• _Recorded information_:
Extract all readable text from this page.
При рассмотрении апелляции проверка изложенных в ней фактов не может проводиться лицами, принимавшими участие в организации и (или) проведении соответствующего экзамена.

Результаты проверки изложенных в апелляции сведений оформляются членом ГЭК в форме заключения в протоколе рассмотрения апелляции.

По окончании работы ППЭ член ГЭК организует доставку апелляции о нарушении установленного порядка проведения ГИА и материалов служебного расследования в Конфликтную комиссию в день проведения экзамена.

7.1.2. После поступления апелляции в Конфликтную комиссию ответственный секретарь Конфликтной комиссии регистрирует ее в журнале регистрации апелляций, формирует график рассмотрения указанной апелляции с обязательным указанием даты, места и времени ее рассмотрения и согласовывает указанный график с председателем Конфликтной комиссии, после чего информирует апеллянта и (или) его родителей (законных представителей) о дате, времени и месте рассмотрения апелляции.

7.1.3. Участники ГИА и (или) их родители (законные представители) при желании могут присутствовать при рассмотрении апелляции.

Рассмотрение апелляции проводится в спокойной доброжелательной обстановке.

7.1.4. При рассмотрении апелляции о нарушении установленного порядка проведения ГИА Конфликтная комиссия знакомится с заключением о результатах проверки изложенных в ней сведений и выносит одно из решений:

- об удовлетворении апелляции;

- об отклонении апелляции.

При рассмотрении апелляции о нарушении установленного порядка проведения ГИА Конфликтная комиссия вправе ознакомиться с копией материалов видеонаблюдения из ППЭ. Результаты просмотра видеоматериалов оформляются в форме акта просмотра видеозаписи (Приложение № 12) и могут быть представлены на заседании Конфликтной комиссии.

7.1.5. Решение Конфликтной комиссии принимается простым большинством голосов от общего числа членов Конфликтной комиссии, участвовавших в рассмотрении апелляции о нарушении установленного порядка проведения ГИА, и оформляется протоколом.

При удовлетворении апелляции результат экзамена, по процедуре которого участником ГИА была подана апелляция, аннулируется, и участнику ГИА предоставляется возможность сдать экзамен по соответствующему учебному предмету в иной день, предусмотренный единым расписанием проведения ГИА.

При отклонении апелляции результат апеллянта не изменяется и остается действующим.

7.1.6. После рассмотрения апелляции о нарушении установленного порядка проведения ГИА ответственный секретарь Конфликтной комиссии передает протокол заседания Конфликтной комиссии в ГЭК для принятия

• _Given instruction_:
Each record above should be output again exactly.

• _Final result_:
Extract all readable text from this page.
При рассмотрении апелляции проверка изложенных в ней фактов не может проводиться лицами, принимавшими участие в организации и (или) проведении соответствующего экзамена.

Результаты проверки изложенных в апелляции сведений оформляются членом ГЭК в форме заключения в протоколе рассмотрения апелляции.

По окончании работы ППЭ член ГЭК организует доставку апелляции о нарушении установленного порядка проведения ГИА и материалов служебного расследования в Конфликтную комиссию в день проведения экзамена.

7.1.2. После поступления апелляции в Конфликтную комиссию ответственный секретарь Конфликтной комиссии регистрирует ее в журнале регистрации апелляций, формирует график рассмотрения указанной апелляции с обязательным указанием даты, места и времени ее рассмотрения и согласовывает указанный график с председателем Конфликтной комиссии, после чего информирует апеллянта и (или) его родителей (законных представителей) о дате, времени и месте рассмотрения апелляции.

7.1.3. Участники ГИА и (или) их родители (законные представители) при желании могут присутствовать при рассмотрении апелляции.

Рассмотрение апелляции проводится в спокойной доброжелательной обстановке.

7.1.4. При рассмотрении апелляции о нарушении установленного порядка проведения ГИА Конфликтная комиссия знакомится с заключением о результатах проверки изложенных в ней сведений и выносит одно из решений:

- об удовлетворении апелляции;

- об отклонении апелляции.

При рассмотрении апелляции о нарушении установленного порядка проведения ГИА Конфликтная комиссия вправе ознакомиться с копией материалов видеонаблюдения из ППЭ. Результаты просмотра видеоматериалов оформляются в форме акта просмотра видеозаписи (Приложение № 12) и могут быть представлены на заседании Конфликтной комиссии.

7.1.5. Решение Конфликтной комиссии принимается простым большинством голосов от общего числа членов Конфликтной комиссии, участвовавших в рассмотрении апелляции о нарушении установленного порядка проведения ГИА, и оформляется протоколом.

При удовлетворении апелляции результат экзамена, по процедуре которого участником ГИА была подана апелляция, аннулируется, и участнику ГИА предоставляется возможность сдать экзамен по соответствующему учебному предмету в иной день, предусмотренный единым расписанием проведения ГИА.

При отклонении апелляции результат апеллянта не изменяется и остается действующим.

7.1.6. После рассмотрения апелляции о нарушении установленного порядка проведения ГИА ответственный секретарь Конфликтной комиссии передает протокол заседания Конфликтной комиссии в ГЭК для принятия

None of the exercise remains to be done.